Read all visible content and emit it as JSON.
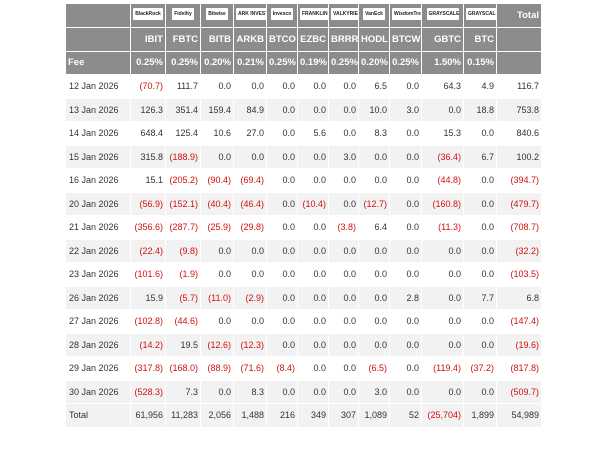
{
  "header": {
    "logos": [
      "BlackRock",
      "Fidelity",
      "Bitwise",
      "ARK INVEST",
      "Invesco",
      "FRANKLIN TEMPLETON",
      "VALKYRIE",
      "VanEck",
      "WisdomTree",
      "GRAYSCALE",
      "GRAYSCALE"
    ],
    "total_label": "Total",
    "tickers": [
      "IBIT",
      "FBTC",
      "BITB",
      "ARKB",
      "BTCO",
      "EZBC",
      "BRRR",
      "HODL",
      "BTCW",
      "GBTC",
      "BTC"
    ],
    "fee_label": "Fee",
    "fees": [
      "0.25%",
      "0.25%",
      "0.20%",
      "0.21%",
      "0.25%",
      "0.19%",
      "0.25%",
      "0.20%",
      "0.25%",
      "1.50%",
      "0.15%"
    ]
  },
  "rows": [
    {
      "date": "12 Jan 2026",
      "values": [
        "(70.7)",
        "111.7",
        "0.0",
        "0.0",
        "0.0",
        "0.0",
        "0.0",
        "6.5",
        "0.0",
        "64.3",
        "4.9",
        "116.7"
      ]
    },
    {
      "date": "13 Jan 2026",
      "values": [
        "126.3",
        "351.4",
        "159.4",
        "84.9",
        "0.0",
        "0.0",
        "0.0",
        "10.0",
        "3.0",
        "0.0",
        "18.8",
        "753.8"
      ]
    },
    {
      "date": "14 Jan 2026",
      "values": [
        "648.4",
        "125.4",
        "10.6",
        "27.0",
        "0.0",
        "5.6",
        "0.0",
        "8.3",
        "0.0",
        "15.3",
        "0.0",
        "840.6"
      ]
    },
    {
      "date": "15 Jan 2026",
      "values": [
        "315.8",
        "(188.9)",
        "0.0",
        "0.0",
        "0.0",
        "0.0",
        "3.0",
        "0.0",
        "0.0",
        "(36.4)",
        "6.7",
        "100.2"
      ]
    },
    {
      "date": "16 Jan 2026",
      "values": [
        "15.1",
        "(205.2)",
        "(90.4)",
        "(69.4)",
        "0.0",
        "0.0",
        "0.0",
        "0.0",
        "0.0",
        "(44.8)",
        "0.0",
        "(394.7)"
      ]
    },
    {
      "date": "20 Jan 2026",
      "values": [
        "(56.9)",
        "(152.1)",
        "(40.4)",
        "(46.4)",
        "0.0",
        "(10.4)",
        "0.0",
        "(12.7)",
        "0.0",
        "(160.8)",
        "0.0",
        "(479.7)"
      ]
    },
    {
      "date": "21 Jan 2026",
      "values": [
        "(356.6)",
        "(287.7)",
        "(25.9)",
        "(29.8)",
        "0.0",
        "0.0",
        "(3.8)",
        "6.4",
        "0.0",
        "(11.3)",
        "0.0",
        "(708.7)"
      ]
    },
    {
      "date": "22 Jan 2026",
      "values": [
        "(22.4)",
        "(9.8)",
        "0.0",
        "0.0",
        "0.0",
        "0.0",
        "0.0",
        "0.0",
        "0.0",
        "0.0",
        "0.0",
        "(32.2)"
      ]
    },
    {
      "date": "23 Jan 2026",
      "values": [
        "(101.6)",
        "(1.9)",
        "0.0",
        "0.0",
        "0.0",
        "0.0",
        "0.0",
        "0.0",
        "0.0",
        "0.0",
        "0.0",
        "(103.5)"
      ]
    },
    {
      "date": "26 Jan 2026",
      "values": [
        "15.9",
        "(5.7)",
        "(11.0)",
        "(2.9)",
        "0.0",
        "0.0",
        "0.0",
        "0.0",
        "2.8",
        "0.0",
        "7.7",
        "6.8"
      ]
    },
    {
      "date": "27 Jan 2026",
      "values": [
        "(102.8)",
        "(44.6)",
        "0.0",
        "0.0",
        "0.0",
        "0.0",
        "0.0",
        "0.0",
        "0.0",
        "0.0",
        "0.0",
        "(147.4)"
      ]
    },
    {
      "date": "28 Jan 2026",
      "values": [
        "(14.2)",
        "19.5",
        "(12.6)",
        "(12.3)",
        "0.0",
        "0.0",
        "0.0",
        "0.0",
        "0.0",
        "0.0",
        "0.0",
        "(19.6)"
      ]
    },
    {
      "date": "29 Jan 2026",
      "values": [
        "(317.8)",
        "(168.0)",
        "(88.9)",
        "(71.6)",
        "(8.4)",
        "0.0",
        "0.0",
        "(6.5)",
        "0.0",
        "(119.4)",
        "(37.2)",
        "(817.8)"
      ]
    },
    {
      "date": "30 Jan 2026",
      "values": [
        "(528.3)",
        "7.3",
        "0.0",
        "8.3",
        "0.0",
        "0.0",
        "0.0",
        "3.0",
        "0.0",
        "0.0",
        "0.0",
        "(509.7)"
      ]
    }
  ],
  "total": {
    "label": "Total",
    "values": [
      "61,956",
      "11,283",
      "2,056",
      "1,488",
      "216",
      "349",
      "307",
      "1,089",
      "52",
      "(25,704)",
      "1,899",
      "54,989"
    ]
  }
}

★ ★ ★ ★ ★

Output an exact copy of the material, with the pictures removed.

Read all visible content and emit it as JSON.
{
  "header": {
    "logos": [
      "BlackRock",
      "Fidelity",
      "Bitwise",
      "ARK INVEST",
      "Invesco",
      "FRANKLIN TEMPLETON",
      "VALKYRIE",
      "VanEck",
      "WisdomTree",
      "GRAYSCALE",
      "GRAYSCALE"
    ],
    "total_label": "Total",
    "tickers": [
      "IBIT",
      "FBTC",
      "BITB",
      "ARKB",
      "BTCO",
      "EZBC",
      "BRRR",
      "HODL",
      "BTCW",
      "GBTC",
      "BTC"
    ],
    "fee_label": "Fee",
    "fees": [
      "0.25%",
      "0.25%",
      "0.20%",
      "0.21%",
      "0.25%",
      "0.19%",
      "0.25%",
      "0.20%",
      "0.25%",
      "1.50%",
      "0.15%"
    ]
  },
  "rows": [
    {
      "date": "12 Jan 2026",
      "values": [
        "(70.7)",
        "111.7",
        "0.0",
        "0.0",
        "0.0",
        "0.0",
        "0.0",
        "6.5",
        "0.0",
        "64.3",
        "4.9",
        "116.7"
      ]
    },
    {
      "date": "13 Jan 2026",
      "values": [
        "126.3",
        "351.4",
        "159.4",
        "84.9",
        "0.0",
        "0.0",
        "0.0",
        "10.0",
        "3.0",
        "0.0",
        "18.8",
        "753.8"
      ]
    },
    {
      "date": "14 Jan 2026",
      "values": [
        "648.4",
        "125.4",
        "10.6",
        "27.0",
        "0.0",
        "5.6",
        "0.0",
        "8.3",
        "0.0",
        "15.3",
        "0.0",
        "840.6"
      ]
    },
    {
      "date": "15 Jan 2026",
      "values": [
        "315.8",
        "(188.9)",
        "0.0",
        "0.0",
        "0.0",
        "0.0",
        "3.0",
        "0.0",
        "0.0",
        "(36.4)",
        "6.7",
        "100.2"
      ]
    },
    {
      "date": "16 Jan 2026",
      "values": [
        "15.1",
        "(205.2)",
        "(90.4)",
        "(69.4)",
        "0.0",
        "0.0",
        "0.0",
        "0.0",
        "0.0",
        "(44.8)",
        "0.0",
        "(394.7)"
      ]
    },
    {
      "date": "20 Jan 2026",
      "values": [
        "(56.9)",
        "(152.1)",
        "(40.4)",
        "(46.4)",
        "0.0",
        "(10.4)",
        "0.0",
        "(12.7)",
        "0.0",
        "(160.8)",
        "0.0",
        "(479.7)"
      ]
    },
    {
      "date": "21 Jan 2026",
      "values": [
        "(356.6)",
        "(287.7)",
        "(25.9)",
        "(29.8)",
        "0.0",
        "0.0",
        "(3.8)",
        "6.4",
        "0.0",
        "(11.3)",
        "0.0",
        "(708.7)"
      ]
    },
    {
      "date": "22 Jan 2026",
      "values": [
        "(22.4)",
        "(9.8)",
        "0.0",
        "0.0",
        "0.0",
        "0.0",
        "0.0",
        "0.0",
        "0.0",
        "0.0",
        "0.0",
        "(32.2)"
      ]
    },
    {
      "date": "23 Jan 2026",
      "values": [
        "(101.6)",
        "(1.9)",
        "0.0",
        "0.0",
        "0.0",
        "0.0",
        "0.0",
        "0.0",
        "0.0",
        "0.0",
        "0.0",
        "(103.5)"
      ]
    },
    {
      "date": "26 Jan 2026",
      "values": [
        "15.9",
        "(5.7)",
        "(11.0)",
        "(2.9)",
        "0.0",
        "0.0",
        "0.0",
        "0.0",
        "2.8",
        "0.0",
        "7.7",
        "6.8"
      ]
    },
    {
      "date": "27 Jan 2026",
      "values": [
        "(102.8)",
        "(44.6)",
        "0.0",
        "0.0",
        "0.0",
        "0.0",
        "0.0",
        "0.0",
        "0.0",
        "0.0",
        "0.0",
        "(147.4)"
      ]
    },
    {
      "date": "28 Jan 2026",
      "values": [
        "(14.2)",
        "19.5",
        "(12.6)",
        "(12.3)",
        "0.0",
        "0.0",
        "0.0",
        "0.0",
        "0.0",
        "0.0",
        "0.0",
        "(19.6)"
      ]
    },
    {
      "date": "29 Jan 2026",
      "values": [
        "(317.8)",
        "(168.0)",
        "(88.9)",
        "(71.6)",
        "(8.4)",
        "0.0",
        "0.0",
        "(6.5)",
        "0.0",
        "(119.4)",
        "(37.2)",
        "(817.8)"
      ]
    },
    {
      "date": "30 Jan 2026",
      "values": [
        "(528.3)",
        "7.3",
        "0.0",
        "8.3",
        "0.0",
        "0.0",
        "0.0",
        "3.0",
        "0.0",
        "0.0",
        "0.0",
        "(509.7)"
      ]
    }
  ],
  "total": {
    "label": "Total",
    "values": [
      "61,956",
      "11,283",
      "2,056",
      "1,488",
      "216",
      "349",
      "307",
      "1,089",
      "52",
      "(25,704)",
      "1,899",
      "54,989"
    ]
  }
}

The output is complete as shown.